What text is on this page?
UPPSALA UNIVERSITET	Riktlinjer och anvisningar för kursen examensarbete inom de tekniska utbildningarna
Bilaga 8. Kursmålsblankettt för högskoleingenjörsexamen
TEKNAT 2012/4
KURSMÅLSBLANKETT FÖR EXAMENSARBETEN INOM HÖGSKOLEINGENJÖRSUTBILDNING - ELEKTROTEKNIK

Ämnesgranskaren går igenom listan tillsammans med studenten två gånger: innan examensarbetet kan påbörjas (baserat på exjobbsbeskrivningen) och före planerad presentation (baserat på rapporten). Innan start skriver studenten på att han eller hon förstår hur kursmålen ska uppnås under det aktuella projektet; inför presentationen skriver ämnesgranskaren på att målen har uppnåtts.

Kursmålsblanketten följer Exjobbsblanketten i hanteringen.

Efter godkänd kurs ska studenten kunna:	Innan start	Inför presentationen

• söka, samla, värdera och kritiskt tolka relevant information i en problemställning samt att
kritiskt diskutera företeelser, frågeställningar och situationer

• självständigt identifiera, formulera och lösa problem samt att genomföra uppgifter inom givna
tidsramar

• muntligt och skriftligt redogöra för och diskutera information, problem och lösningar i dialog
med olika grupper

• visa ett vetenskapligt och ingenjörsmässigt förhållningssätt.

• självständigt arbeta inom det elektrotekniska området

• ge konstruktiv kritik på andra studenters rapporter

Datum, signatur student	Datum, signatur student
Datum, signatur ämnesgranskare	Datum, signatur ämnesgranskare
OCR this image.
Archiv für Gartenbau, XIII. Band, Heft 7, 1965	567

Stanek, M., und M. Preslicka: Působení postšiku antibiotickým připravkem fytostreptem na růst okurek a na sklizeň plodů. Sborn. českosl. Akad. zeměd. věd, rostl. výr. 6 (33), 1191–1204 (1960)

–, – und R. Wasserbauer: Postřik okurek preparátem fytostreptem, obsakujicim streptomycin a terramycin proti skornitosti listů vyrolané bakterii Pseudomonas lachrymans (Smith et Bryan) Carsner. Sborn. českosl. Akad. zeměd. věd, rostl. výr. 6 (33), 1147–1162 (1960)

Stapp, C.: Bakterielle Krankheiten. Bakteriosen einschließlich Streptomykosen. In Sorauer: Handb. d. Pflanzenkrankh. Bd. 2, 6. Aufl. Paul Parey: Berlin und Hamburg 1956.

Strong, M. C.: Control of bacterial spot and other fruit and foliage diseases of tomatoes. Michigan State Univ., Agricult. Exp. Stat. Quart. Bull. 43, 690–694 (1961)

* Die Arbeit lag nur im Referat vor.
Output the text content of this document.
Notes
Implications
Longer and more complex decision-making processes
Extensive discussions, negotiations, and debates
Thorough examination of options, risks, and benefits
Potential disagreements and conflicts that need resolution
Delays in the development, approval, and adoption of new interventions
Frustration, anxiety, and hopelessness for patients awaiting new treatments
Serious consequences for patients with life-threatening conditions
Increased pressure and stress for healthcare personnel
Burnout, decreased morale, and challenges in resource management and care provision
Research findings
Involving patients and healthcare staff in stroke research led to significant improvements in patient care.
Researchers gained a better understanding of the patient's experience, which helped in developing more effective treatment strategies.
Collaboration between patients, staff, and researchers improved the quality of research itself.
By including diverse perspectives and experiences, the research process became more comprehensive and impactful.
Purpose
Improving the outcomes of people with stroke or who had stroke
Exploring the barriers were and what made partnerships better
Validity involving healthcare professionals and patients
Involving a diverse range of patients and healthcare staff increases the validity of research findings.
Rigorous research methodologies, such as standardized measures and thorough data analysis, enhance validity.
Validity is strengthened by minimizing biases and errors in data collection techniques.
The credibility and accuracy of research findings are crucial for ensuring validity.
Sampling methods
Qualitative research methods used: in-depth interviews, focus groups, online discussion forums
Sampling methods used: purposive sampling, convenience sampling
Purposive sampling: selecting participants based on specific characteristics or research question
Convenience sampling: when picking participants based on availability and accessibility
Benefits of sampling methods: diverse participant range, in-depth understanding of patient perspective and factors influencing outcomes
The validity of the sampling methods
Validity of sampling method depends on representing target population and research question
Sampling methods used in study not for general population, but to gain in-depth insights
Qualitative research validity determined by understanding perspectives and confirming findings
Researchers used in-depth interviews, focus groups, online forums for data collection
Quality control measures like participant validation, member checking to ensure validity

● ACTION ITEM:
What lines in the data above contain the word "outcomes"? Show them all.

● PROBLEM SOLUTION:
Improving the outcomes of people with stroke or who had stroke
Benefits of sampling methods: diverse participant range, in-depth understanding of patient perspective and factors influencing outcomes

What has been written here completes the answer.